Task to complete:
Show each line from the listing that includes the word "token".
::::::::::
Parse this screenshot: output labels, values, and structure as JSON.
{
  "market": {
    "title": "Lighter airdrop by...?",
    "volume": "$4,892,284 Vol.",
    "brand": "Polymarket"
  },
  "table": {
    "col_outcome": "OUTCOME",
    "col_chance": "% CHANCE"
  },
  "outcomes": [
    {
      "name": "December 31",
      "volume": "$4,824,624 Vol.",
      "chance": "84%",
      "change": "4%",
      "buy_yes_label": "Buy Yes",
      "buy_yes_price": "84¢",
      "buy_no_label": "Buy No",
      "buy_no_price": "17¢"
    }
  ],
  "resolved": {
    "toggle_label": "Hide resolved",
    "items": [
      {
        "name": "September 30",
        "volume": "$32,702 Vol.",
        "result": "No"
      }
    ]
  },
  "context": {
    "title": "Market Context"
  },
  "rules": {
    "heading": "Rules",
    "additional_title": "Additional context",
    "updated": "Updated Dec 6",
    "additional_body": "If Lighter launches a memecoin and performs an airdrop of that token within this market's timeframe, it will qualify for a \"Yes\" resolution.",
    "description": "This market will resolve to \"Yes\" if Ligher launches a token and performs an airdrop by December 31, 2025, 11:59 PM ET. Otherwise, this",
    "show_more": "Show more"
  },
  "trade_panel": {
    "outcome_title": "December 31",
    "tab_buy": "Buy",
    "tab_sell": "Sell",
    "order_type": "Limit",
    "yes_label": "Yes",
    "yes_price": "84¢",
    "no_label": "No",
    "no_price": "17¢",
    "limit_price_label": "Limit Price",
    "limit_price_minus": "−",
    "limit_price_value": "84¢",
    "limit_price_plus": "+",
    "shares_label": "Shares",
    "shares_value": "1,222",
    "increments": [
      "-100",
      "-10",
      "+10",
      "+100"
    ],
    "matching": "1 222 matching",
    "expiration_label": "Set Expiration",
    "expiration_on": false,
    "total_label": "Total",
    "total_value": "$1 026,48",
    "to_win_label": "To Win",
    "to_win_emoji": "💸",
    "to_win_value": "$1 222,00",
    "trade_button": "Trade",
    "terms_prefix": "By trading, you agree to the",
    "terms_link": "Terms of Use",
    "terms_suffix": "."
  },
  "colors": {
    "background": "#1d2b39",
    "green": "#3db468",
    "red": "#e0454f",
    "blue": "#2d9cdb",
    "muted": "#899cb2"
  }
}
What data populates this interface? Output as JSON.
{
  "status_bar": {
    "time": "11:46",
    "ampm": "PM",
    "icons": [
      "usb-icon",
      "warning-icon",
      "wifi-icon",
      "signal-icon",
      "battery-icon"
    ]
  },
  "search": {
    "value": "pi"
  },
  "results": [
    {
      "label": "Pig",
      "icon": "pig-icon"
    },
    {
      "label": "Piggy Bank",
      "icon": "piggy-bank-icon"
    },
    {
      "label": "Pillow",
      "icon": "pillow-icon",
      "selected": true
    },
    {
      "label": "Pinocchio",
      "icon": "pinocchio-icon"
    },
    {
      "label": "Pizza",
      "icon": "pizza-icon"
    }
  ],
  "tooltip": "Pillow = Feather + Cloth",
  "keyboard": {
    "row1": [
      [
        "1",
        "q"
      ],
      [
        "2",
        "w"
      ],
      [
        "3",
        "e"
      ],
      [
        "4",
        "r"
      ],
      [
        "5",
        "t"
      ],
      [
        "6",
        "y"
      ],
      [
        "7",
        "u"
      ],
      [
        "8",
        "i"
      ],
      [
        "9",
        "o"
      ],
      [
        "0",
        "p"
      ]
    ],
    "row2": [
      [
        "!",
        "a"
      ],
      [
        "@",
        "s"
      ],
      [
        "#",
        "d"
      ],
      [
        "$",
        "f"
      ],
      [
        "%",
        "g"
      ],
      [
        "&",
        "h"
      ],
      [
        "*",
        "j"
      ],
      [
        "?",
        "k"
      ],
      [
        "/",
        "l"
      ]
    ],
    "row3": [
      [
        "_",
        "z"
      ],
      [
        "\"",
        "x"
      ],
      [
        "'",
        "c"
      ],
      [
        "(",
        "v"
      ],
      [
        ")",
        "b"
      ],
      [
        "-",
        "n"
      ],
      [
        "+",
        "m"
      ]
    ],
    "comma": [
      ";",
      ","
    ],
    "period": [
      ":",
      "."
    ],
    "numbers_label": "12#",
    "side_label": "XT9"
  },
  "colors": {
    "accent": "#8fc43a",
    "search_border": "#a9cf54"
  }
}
::::::::::
The reply:
    "additional_body": "If Lighter launches a memecoin and performs an airdrop of that token within this market's timeframe, it will qualify for a \"Yes\" resolution.",
    "description": "This market will resolve to \"Yes\" if Ligher launches a token and performs an airdrop by December 31, 2025, 11:59 PM ET. Otherwise, this",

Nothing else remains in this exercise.